WRITTEN EXERCISE
Select each line where the word "this" appears.

LISTING

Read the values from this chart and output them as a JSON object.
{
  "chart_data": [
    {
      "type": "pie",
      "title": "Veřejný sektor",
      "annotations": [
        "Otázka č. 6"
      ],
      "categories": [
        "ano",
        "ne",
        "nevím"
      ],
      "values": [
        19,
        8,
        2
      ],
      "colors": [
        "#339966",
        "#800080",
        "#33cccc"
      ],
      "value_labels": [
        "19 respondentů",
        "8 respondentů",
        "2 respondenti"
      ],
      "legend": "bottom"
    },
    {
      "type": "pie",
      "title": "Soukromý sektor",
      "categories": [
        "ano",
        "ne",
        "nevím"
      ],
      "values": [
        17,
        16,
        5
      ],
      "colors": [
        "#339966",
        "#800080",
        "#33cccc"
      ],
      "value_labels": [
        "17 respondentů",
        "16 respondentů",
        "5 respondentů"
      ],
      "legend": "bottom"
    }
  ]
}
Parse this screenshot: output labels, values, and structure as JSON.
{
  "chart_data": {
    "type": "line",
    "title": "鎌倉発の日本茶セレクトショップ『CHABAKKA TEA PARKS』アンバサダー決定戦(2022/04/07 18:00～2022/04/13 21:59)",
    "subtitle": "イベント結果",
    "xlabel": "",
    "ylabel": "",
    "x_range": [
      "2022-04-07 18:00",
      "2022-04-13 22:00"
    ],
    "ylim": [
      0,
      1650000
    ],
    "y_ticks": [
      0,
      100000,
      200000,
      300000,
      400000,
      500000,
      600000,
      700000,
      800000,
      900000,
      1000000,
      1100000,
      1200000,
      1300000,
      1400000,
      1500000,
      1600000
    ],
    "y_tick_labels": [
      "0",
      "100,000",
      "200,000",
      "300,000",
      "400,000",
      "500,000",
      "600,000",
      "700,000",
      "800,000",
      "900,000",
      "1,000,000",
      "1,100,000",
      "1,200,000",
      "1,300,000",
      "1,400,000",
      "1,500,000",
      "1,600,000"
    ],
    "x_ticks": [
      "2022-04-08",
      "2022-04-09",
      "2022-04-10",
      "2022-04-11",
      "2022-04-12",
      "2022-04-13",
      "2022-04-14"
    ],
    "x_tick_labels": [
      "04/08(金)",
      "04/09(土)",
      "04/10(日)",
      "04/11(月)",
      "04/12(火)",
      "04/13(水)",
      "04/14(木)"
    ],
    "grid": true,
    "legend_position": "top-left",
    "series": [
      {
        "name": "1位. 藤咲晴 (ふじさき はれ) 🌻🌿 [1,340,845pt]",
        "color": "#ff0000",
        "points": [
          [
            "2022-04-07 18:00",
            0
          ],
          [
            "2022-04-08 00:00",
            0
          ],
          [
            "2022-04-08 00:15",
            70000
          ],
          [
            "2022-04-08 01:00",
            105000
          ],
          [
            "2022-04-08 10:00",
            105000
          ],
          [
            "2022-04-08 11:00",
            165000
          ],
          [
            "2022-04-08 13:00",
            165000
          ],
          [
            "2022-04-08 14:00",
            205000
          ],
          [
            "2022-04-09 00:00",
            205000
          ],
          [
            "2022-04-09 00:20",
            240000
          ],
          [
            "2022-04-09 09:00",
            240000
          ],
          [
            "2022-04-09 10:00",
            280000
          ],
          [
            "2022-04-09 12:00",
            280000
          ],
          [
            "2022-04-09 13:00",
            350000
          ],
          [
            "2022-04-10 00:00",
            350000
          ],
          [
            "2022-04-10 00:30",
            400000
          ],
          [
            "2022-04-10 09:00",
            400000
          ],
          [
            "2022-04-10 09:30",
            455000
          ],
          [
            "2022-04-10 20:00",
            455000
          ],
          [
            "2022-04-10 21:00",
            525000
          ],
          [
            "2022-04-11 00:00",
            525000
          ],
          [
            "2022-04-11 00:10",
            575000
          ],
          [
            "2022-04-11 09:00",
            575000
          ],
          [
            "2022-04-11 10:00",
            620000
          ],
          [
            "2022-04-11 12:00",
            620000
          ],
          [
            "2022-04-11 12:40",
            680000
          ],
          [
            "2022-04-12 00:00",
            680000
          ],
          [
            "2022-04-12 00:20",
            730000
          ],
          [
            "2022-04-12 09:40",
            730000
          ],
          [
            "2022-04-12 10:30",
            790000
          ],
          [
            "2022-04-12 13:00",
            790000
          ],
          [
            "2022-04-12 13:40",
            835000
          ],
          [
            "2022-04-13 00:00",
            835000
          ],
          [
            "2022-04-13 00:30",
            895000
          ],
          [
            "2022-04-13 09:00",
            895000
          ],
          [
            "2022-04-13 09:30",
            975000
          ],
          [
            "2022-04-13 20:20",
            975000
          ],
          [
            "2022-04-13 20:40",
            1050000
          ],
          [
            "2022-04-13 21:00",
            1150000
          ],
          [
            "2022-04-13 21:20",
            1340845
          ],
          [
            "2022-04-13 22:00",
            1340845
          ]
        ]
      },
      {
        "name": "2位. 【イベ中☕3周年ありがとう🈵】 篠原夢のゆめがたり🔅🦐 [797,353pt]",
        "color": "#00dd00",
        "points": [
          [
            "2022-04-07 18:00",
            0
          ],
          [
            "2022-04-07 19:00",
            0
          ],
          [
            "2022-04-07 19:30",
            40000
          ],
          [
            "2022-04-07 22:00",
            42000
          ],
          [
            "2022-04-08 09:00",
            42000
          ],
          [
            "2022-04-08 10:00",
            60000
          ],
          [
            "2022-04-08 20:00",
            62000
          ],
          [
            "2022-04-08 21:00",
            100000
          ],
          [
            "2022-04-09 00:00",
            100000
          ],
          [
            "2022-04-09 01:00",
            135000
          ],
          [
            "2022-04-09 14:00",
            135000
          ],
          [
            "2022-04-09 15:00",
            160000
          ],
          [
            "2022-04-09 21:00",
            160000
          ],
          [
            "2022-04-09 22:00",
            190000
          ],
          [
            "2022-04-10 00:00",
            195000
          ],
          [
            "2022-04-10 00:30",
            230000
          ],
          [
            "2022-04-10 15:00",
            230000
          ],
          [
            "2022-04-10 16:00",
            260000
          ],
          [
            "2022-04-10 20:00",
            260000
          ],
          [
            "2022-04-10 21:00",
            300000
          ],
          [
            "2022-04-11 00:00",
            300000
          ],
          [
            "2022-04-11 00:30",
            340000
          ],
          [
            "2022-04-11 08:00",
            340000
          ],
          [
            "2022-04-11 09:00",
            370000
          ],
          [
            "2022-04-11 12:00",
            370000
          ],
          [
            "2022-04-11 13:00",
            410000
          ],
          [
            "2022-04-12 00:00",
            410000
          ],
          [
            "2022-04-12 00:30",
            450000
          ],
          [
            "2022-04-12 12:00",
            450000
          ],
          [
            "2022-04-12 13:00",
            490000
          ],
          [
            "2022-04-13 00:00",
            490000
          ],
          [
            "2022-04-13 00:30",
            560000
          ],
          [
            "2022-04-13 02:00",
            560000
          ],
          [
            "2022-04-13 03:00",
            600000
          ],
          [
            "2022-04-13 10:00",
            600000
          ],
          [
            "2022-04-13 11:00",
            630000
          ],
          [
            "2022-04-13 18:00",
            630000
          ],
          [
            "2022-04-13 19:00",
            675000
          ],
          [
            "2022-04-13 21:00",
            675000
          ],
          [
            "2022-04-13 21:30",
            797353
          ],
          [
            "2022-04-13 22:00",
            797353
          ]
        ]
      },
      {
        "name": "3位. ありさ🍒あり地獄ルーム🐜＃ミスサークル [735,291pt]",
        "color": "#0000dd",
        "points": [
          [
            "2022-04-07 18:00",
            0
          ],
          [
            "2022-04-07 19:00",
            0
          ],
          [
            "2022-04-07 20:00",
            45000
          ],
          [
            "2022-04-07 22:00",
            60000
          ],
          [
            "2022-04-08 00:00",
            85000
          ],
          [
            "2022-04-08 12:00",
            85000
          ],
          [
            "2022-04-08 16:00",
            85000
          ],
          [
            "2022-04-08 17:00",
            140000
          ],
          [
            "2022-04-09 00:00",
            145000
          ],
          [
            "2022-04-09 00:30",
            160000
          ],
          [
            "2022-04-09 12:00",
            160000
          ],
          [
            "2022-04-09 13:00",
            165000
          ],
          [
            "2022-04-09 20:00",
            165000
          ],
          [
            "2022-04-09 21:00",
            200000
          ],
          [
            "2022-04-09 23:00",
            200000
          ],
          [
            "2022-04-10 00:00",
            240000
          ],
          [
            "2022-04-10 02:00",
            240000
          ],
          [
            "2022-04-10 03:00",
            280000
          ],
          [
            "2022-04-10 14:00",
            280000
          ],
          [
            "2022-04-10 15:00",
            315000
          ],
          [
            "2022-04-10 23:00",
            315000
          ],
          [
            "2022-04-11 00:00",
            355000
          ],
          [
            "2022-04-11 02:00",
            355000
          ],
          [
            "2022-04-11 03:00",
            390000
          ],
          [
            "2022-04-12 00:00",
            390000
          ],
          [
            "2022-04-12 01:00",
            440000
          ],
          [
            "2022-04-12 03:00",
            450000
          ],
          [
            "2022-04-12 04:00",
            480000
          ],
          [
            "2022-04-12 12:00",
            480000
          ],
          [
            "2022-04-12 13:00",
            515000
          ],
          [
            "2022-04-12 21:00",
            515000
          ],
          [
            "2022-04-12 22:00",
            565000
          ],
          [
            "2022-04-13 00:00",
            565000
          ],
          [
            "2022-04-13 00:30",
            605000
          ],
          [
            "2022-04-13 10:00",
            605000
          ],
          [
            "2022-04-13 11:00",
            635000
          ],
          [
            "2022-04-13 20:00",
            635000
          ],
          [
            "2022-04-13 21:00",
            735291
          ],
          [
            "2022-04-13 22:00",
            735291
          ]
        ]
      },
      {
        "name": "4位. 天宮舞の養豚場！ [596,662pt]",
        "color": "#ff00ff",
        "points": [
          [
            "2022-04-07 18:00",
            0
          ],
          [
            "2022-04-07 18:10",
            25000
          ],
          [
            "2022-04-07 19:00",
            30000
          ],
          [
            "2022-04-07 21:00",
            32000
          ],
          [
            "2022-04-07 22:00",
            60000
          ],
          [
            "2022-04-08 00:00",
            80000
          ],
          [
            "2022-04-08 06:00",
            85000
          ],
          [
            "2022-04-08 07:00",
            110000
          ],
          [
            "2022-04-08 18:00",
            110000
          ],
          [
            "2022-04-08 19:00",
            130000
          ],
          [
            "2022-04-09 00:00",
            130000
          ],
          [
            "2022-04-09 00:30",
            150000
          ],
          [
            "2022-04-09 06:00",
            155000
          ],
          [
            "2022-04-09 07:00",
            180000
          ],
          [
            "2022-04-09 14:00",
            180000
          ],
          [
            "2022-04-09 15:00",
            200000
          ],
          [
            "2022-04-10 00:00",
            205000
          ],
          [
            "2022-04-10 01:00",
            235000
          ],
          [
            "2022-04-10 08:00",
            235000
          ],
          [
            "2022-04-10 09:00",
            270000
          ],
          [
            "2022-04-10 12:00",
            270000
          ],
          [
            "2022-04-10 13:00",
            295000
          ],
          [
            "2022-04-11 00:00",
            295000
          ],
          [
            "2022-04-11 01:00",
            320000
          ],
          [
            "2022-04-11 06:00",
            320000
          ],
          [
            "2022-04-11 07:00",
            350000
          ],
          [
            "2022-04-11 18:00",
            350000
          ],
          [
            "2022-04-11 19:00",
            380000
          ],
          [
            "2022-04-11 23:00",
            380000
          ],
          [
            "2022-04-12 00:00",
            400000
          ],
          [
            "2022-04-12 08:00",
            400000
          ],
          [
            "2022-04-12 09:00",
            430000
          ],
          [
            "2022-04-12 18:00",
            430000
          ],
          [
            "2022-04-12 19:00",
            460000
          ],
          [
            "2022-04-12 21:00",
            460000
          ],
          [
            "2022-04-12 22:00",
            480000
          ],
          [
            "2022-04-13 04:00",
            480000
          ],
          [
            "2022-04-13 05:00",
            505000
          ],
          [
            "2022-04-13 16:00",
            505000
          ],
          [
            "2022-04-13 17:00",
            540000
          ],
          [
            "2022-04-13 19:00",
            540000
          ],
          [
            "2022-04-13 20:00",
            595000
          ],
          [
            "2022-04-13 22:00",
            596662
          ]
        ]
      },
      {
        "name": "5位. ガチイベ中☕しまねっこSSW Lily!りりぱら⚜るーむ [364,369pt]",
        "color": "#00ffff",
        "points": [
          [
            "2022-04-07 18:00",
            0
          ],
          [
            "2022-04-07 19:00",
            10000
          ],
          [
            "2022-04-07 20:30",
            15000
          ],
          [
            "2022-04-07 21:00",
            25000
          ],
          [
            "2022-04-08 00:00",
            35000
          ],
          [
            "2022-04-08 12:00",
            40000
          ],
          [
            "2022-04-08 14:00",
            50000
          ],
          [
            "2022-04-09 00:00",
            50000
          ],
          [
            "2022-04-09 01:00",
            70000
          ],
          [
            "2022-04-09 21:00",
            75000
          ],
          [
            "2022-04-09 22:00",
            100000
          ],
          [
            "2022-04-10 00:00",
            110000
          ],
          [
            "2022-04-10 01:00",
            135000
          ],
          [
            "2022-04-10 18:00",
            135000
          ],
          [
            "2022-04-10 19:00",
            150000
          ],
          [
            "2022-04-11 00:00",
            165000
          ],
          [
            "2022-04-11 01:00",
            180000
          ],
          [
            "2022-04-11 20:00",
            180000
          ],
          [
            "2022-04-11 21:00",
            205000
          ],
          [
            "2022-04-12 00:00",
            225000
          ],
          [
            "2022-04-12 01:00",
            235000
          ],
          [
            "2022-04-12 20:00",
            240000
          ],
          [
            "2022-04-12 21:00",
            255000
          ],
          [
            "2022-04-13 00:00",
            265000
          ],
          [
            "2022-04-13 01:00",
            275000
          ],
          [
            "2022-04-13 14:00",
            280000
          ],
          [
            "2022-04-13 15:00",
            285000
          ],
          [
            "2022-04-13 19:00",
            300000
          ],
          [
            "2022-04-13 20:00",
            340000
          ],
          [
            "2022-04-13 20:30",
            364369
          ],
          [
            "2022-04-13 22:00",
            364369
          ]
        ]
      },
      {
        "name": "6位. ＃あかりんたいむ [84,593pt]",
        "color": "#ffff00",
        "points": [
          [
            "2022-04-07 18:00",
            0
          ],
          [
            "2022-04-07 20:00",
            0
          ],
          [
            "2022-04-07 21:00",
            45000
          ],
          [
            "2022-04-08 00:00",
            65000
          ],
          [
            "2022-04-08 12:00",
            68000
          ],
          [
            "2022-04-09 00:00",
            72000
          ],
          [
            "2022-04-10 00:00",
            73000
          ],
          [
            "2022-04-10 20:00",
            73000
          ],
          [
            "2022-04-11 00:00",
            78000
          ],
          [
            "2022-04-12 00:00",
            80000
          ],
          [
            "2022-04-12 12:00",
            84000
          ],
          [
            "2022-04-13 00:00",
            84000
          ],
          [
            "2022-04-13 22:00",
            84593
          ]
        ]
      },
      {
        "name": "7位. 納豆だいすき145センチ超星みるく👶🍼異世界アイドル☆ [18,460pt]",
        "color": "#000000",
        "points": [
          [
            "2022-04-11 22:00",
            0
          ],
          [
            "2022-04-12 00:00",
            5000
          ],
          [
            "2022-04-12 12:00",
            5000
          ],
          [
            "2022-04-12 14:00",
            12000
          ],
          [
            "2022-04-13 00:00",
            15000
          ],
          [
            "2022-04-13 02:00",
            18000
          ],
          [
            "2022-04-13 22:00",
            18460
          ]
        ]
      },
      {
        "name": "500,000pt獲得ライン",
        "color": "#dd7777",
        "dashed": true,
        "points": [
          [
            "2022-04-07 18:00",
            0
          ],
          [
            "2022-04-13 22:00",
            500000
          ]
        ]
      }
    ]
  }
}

ANSWER TO THE TASK
Read the values from this chart and output them as a JSON object.
Parse this screenshot: output labels, values, and structure as JSON.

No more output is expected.